Dataset content:
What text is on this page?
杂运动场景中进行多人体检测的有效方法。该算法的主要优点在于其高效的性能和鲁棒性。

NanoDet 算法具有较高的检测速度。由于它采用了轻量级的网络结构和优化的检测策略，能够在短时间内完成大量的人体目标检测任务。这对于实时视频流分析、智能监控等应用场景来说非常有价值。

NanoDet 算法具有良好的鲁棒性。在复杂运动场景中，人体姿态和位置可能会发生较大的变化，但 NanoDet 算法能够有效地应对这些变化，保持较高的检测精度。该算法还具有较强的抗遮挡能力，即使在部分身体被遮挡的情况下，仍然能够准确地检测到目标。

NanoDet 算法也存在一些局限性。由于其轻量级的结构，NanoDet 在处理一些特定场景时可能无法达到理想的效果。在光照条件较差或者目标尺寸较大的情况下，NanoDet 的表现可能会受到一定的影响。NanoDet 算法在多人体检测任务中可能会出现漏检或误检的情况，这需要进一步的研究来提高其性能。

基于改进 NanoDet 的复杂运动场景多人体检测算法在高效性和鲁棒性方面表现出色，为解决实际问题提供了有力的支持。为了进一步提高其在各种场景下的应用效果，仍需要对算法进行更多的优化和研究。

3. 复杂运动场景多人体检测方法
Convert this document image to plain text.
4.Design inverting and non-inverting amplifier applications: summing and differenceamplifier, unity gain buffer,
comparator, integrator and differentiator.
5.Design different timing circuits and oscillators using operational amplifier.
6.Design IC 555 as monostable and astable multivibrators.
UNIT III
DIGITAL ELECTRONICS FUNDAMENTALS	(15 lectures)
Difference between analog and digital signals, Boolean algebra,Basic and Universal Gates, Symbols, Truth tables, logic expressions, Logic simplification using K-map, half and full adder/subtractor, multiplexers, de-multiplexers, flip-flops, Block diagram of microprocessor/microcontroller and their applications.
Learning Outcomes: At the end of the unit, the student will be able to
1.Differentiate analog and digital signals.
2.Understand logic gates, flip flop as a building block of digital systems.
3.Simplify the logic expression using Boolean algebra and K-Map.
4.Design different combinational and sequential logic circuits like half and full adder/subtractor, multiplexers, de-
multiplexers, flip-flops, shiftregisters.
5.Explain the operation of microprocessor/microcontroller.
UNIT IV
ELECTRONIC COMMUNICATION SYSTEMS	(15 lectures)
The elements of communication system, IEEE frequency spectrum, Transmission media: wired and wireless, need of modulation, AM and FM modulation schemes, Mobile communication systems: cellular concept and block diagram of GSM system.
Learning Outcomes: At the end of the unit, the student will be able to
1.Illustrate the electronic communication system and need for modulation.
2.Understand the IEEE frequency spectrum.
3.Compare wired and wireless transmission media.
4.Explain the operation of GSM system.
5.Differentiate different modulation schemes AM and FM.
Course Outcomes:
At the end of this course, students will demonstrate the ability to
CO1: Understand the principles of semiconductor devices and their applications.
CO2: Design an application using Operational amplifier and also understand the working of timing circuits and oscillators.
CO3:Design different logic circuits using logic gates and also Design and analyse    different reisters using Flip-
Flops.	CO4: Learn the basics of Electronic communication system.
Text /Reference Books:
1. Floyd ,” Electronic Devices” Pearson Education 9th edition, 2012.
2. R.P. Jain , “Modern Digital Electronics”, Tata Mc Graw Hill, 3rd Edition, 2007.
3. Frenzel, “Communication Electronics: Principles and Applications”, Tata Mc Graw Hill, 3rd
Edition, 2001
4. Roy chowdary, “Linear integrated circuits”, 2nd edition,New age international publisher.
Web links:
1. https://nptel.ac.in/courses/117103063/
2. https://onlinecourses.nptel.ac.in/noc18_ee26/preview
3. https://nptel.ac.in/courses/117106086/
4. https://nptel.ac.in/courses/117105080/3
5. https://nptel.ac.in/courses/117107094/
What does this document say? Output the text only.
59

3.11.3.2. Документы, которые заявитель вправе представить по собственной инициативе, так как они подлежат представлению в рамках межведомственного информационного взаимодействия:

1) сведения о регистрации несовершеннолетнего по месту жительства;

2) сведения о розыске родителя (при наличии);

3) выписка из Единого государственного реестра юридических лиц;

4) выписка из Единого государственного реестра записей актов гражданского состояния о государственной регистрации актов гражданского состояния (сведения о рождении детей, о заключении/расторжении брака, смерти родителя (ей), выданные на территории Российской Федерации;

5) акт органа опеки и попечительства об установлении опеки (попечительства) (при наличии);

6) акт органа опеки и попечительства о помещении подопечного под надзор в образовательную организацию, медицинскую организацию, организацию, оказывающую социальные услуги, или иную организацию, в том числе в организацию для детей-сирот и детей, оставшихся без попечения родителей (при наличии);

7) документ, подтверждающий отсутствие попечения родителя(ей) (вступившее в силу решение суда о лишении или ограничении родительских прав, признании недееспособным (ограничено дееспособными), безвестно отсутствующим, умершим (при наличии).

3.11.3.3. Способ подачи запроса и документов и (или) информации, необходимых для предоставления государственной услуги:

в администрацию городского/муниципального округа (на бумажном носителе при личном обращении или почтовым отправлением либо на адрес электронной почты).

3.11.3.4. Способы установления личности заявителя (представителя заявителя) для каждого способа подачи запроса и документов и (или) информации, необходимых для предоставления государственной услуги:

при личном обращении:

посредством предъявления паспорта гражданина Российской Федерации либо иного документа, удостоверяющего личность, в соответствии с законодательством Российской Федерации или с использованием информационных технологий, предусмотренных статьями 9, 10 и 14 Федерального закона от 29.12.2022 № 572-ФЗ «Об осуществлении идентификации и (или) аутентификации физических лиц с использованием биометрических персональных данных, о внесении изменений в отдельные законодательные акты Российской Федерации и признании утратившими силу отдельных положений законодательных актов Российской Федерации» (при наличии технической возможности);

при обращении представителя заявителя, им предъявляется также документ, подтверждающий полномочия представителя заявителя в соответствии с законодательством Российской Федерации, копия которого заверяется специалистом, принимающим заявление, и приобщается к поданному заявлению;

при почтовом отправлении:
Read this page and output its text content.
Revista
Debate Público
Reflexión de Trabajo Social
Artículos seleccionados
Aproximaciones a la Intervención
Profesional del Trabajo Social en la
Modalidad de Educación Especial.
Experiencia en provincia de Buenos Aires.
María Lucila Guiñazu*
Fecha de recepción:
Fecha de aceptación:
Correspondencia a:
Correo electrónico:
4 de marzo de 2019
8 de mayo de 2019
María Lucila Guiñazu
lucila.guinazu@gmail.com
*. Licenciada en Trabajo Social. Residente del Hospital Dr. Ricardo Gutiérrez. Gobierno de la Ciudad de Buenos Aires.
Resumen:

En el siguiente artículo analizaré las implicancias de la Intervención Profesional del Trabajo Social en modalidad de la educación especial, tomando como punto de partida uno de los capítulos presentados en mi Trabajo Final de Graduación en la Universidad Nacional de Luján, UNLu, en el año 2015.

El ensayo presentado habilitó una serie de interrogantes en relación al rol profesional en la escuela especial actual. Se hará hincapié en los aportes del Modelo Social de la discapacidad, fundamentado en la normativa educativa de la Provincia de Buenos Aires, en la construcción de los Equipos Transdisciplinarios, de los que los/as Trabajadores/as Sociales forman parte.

Set exercise:
Select and copy each line from the data that includes the word "What".

Written answer:
What text is on this page?
What does this document say? Output the text only.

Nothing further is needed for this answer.